*Goal*
Without changing a character, return the entries, but not the images they hold.

*Given entries*
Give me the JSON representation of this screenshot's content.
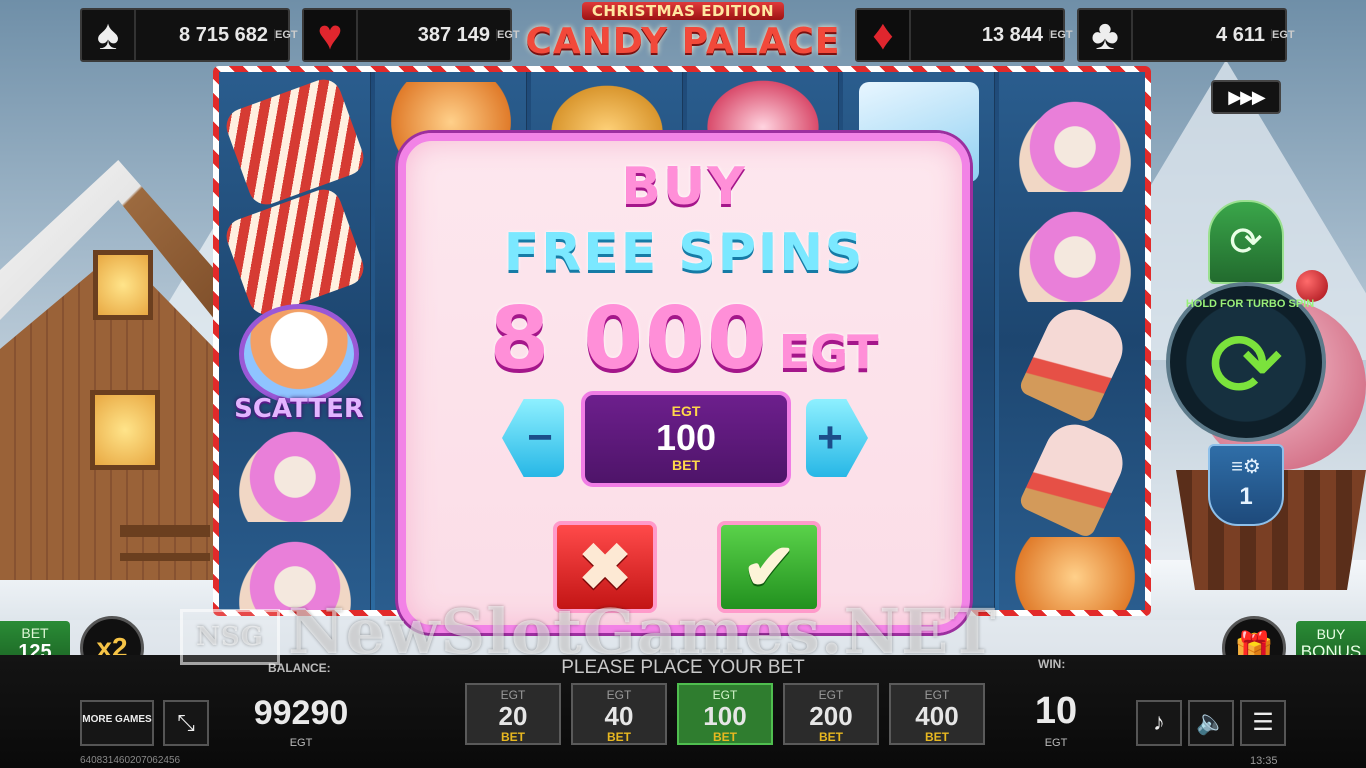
{
  "jackpots": [
    {
      "suit_icon": "spade-icon",
      "glyph": "♠",
      "amount": "8 715 682",
      "currency": "EGT"
    },
    {
      "suit_icon": "heart-icon",
      "glyph": "♥",
      "amount": "387 149",
      "currency": "EGT"
    },
    {
      "suit_icon": "diamond-icon",
      "glyph": "♦",
      "amount": "13 844",
      "currency": "EGT"
    },
    {
      "suit_icon": "club-icon",
      "glyph": "♣",
      "amount": "4 611",
      "currency": "EGT"
    }
  ],
  "logo": {
    "subtitle": "CHRISTMAS EDITION",
    "title": "CANDY PALACE"
  },
  "reels": {
    "scatter_label": "SCATTER"
  },
  "controls": {
    "turbo_glyph": "▶▶▶",
    "autoplay_glyph": "⟳",
    "spin_hint": "HOLD FOR TURBO SPIN",
    "spin_glyph": "⟳",
    "lines_glyph": "≡⚙",
    "lines_value": "1"
  },
  "modal": {
    "line1": "BUY",
    "line2": "FREE SPINS",
    "price_value": "8 000",
    "price_currency": "EGT",
    "minus_glyph": "−",
    "plus_glyph": "+",
    "bet_currency": "EGT",
    "bet_value": "100",
    "bet_label": "BET",
    "cancel_glyph": "✖",
    "confirm_glyph": "✔"
  },
  "side": {
    "bet_label": "BET",
    "bet_value": "125",
    "multiplier": "x2",
    "gift_glyph": "🎁",
    "buy_line1": "BUY",
    "buy_line2": "BONUS"
  },
  "watermark": {
    "badge": "NSG",
    "text": "NewSlotGames.NET"
  },
  "bottom": {
    "status": "PLEASE PLACE YOUR BET",
    "balance_label": "BALANCE:",
    "balance_value": "99290",
    "balance_currency": "EGT",
    "more_games": "MORE GAMES",
    "fullscreen_glyph": "⤡",
    "win_label": "WIN:",
    "win_value": "10",
    "win_currency": "EGT",
    "music_glyph": "♪",
    "sound_glyph": "🔈",
    "menu_glyph": "☰",
    "session_id": "640831460207062456",
    "time": "13:35"
  },
  "bet_chips": [
    {
      "currency": "EGT",
      "value": "20",
      "label": "BET",
      "active": false
    },
    {
      "currency": "EGT",
      "value": "40",
      "label": "BET",
      "active": false
    },
    {
      "currency": "EGT",
      "value": "100",
      "label": "BET",
      "active": true
    },
    {
      "currency": "EGT",
      "value": "200",
      "label": "BET",
      "active": false
    },
    {
      "currency": "EGT",
      "value": "400",
      "label": "BET",
      "active": false
    }
  ]
}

*Problem solution*
Give me the JSON representation of this screenshot's content.
{
  "jackpots": [
    {
      "suit_icon": "spade-icon",
      "glyph": "♠",
      "amount": "8 715 682",
      "currency": "EGT"
    },
    {
      "suit_icon": "heart-icon",
      "glyph": "♥",
      "amount": "387 149",
      "currency": "EGT"
    },
    {
      "suit_icon": "diamond-icon",
      "glyph": "♦",
      "amount": "13 844",
      "currency": "EGT"
    },
    {
      "suit_icon": "club-icon",
      "glyph": "♣",
      "amount": "4 611",
      "currency": "EGT"
    }
  ],
  "logo": {
    "subtitle": "CHRISTMAS EDITION",
    "title": "CANDY PALACE"
  },
  "reels": {
    "scatter_label": "SCATTER"
  },
  "controls": {
    "turbo_glyph": "▶▶▶",
    "autoplay_glyph": "⟳",
    "spin_hint": "HOLD FOR TURBO SPIN",
    "spin_glyph": "⟳",
    "lines_glyph": "≡⚙",
    "lines_value": "1"
  },
  "modal": {
    "line1": "BUY",
    "line2": "FREE SPINS",
    "price_value": "8 000",
    "price_currency": "EGT",
    "minus_glyph": "−",
    "plus_glyph": "+",
    "bet_currency": "EGT",
    "bet_value": "100",
    "bet_label": "BET",
    "cancel_glyph": "✖",
    "confirm_glyph": "✔"
  },
  "side": {
    "bet_label": "BET",
    "bet_value": "125",
    "multiplier": "x2",
    "gift_glyph": "🎁",
    "buy_line1": "BUY",
    "buy_line2": "BONUS"
  },
  "watermark": {
    "badge": "NSG",
    "text": "NewSlotGames.NET"
  },
  "bottom": {
    "status": "PLEASE PLACE YOUR BET",
    "balance_label": "BALANCE:",
    "balance_value": "99290",
    "balance_currency": "EGT",
    "more_games": "MORE GAMES",
    "fullscreen_glyph": "⤡",
    "win_label": "WIN:",
    "win_value": "10",
    "win_currency": "EGT",
    "music_glyph": "♪",
    "sound_glyph": "🔈",
    "menu_glyph": "☰",
    "session_id": "640831460207062456",
    "time": "13:35"
  },
  "bet_chips": [
    {
      "currency": "EGT",
      "value": "20",
      "label": "BET",
      "active": false
    },
    {
      "currency": "EGT",
      "value": "40",
      "label": "BET",
      "active": false
    },
    {
      "currency": "EGT",
      "value": "100",
      "label": "BET",
      "active": true
    },
    {
      "currency": "EGT",
      "value": "200",
      "label": "BET",
      "active": false
    },
    {
      "currency": "EGT",
      "value": "400",
      "label": "BET",
      "active": false
    }
  ]
}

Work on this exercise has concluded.